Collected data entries

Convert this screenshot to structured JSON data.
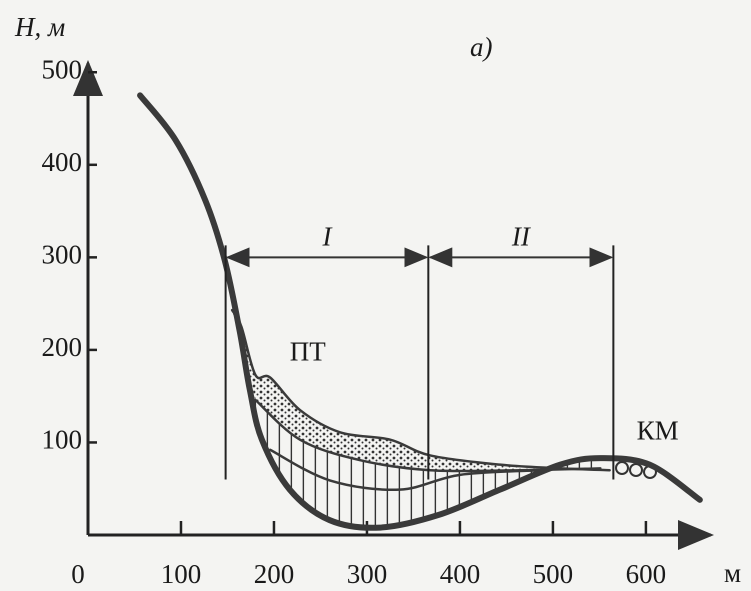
{
  "chart_data": {
    "type": "line",
    "title": "а)",
    "y_label": "H, м",
    "x_label": "м",
    "xlim": [
      0,
      670
    ],
    "ylim": [
      0,
      510
    ],
    "xticks": [
      0,
      100,
      200,
      300,
      400,
      500,
      600
    ],
    "yticks": [
      100,
      200,
      300,
      400,
      500
    ],
    "color": "#3a3a3a",
    "series": [
      {
        "color": "#3a3a3a",
        "x": [
          56,
          94,
          126,
          147,
          163,
          174,
          187,
          217,
          260,
          314,
          378,
          443,
          508,
          551,
          604,
          658
        ],
        "values": [
          475,
          427,
          362,
          297,
          221,
          157,
          103,
          49,
          16,
          8,
          22,
          49,
          76,
          83,
          76,
          38
        ]
      },
      {
        "color": "#3a3a3a",
        "x": [
          155,
          165,
          180,
          196,
          228,
          271,
          325,
          368,
          443,
          508,
          561
        ],
        "values": [
          243,
          225,
          173,
          170,
          135,
          111,
          103,
          86,
          76,
          72,
          70
        ]
      },
      {
        "color": "#3a3a3a",
        "x": [
          180,
          228,
          292,
          368,
          465,
          551
        ],
        "values": [
          146,
          103,
          81,
          70,
          70,
          72
        ]
      },
      {
        "color": "#3a3a3a",
        "x": [
          196,
          260,
          335,
          400,
          486
        ],
        "values": [
          92,
          59,
          49,
          65,
          70
        ]
      }
    ],
    "zones": [
      {
        "label": "I",
        "from": 148,
        "to": 366
      },
      {
        "label": "II",
        "from": 366,
        "to": 565
      }
    ],
    "zone_arrow_y": 300,
    "annotations": [
      "ПТ",
      "КМ"
    ]
  }
}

[PROBLEM TO WORK ON]:
Leaving all pictures aside, quote each record exactly.

[SOLUTION TO THE EXERCISE]:
Convert this screenshot to structured JSON data.
{
  "chart_data": {
    "type": "line",
    "title": "а)",
    "y_label": "H, м",
    "x_label": "м",
    "xlim": [
      0,
      670
    ],
    "ylim": [
      0,
      510
    ],
    "xticks": [
      0,
      100,
      200,
      300,
      400,
      500,
      600
    ],
    "yticks": [
      100,
      200,
      300,
      400,
      500
    ],
    "color": "#3a3a3a",
    "series": [
      {
        "color": "#3a3a3a",
        "x": [
          56,
          94,
          126,
          147,
          163,
          174,
          187,
          217,
          260,
          314,
          378,
          443,
          508,
          551,
          604,
          658
        ],
        "values": [
          475,
          427,
          362,
          297,
          221,
          157,
          103,
          49,
          16,
          8,
          22,
          49,
          76,
          83,
          76,
          38
        ]
      },
      {
        "color": "#3a3a3a",
        "x": [
          155,
          165,
          180,
          196,
          228,
          271,
          325,
          368,
          443,
          508,
          561
        ],
        "values": [
          243,
          225,
          173,
          170,
          135,
          111,
          103,
          86,
          76,
          72,
          70
        ]
      },
      {
        "color": "#3a3a3a",
        "x": [
          180,
          228,
          292,
          368,
          465,
          551
        ],
        "values": [
          146,
          103,
          81,
          70,
          70,
          72
        ]
      },
      {
        "color": "#3a3a3a",
        "x": [
          196,
          260,
          335,
          400,
          486
        ],
        "values": [
          92,
          59,
          49,
          65,
          70
        ]
      }
    ],
    "zones": [
      {
        "label": "I",
        "from": 148,
        "to": 366
      },
      {
        "label": "II",
        "from": 366,
        "to": 565
      }
    ],
    "zone_arrow_y": 300,
    "annotations": [
      "ПТ",
      "КМ"
    ]
  }
}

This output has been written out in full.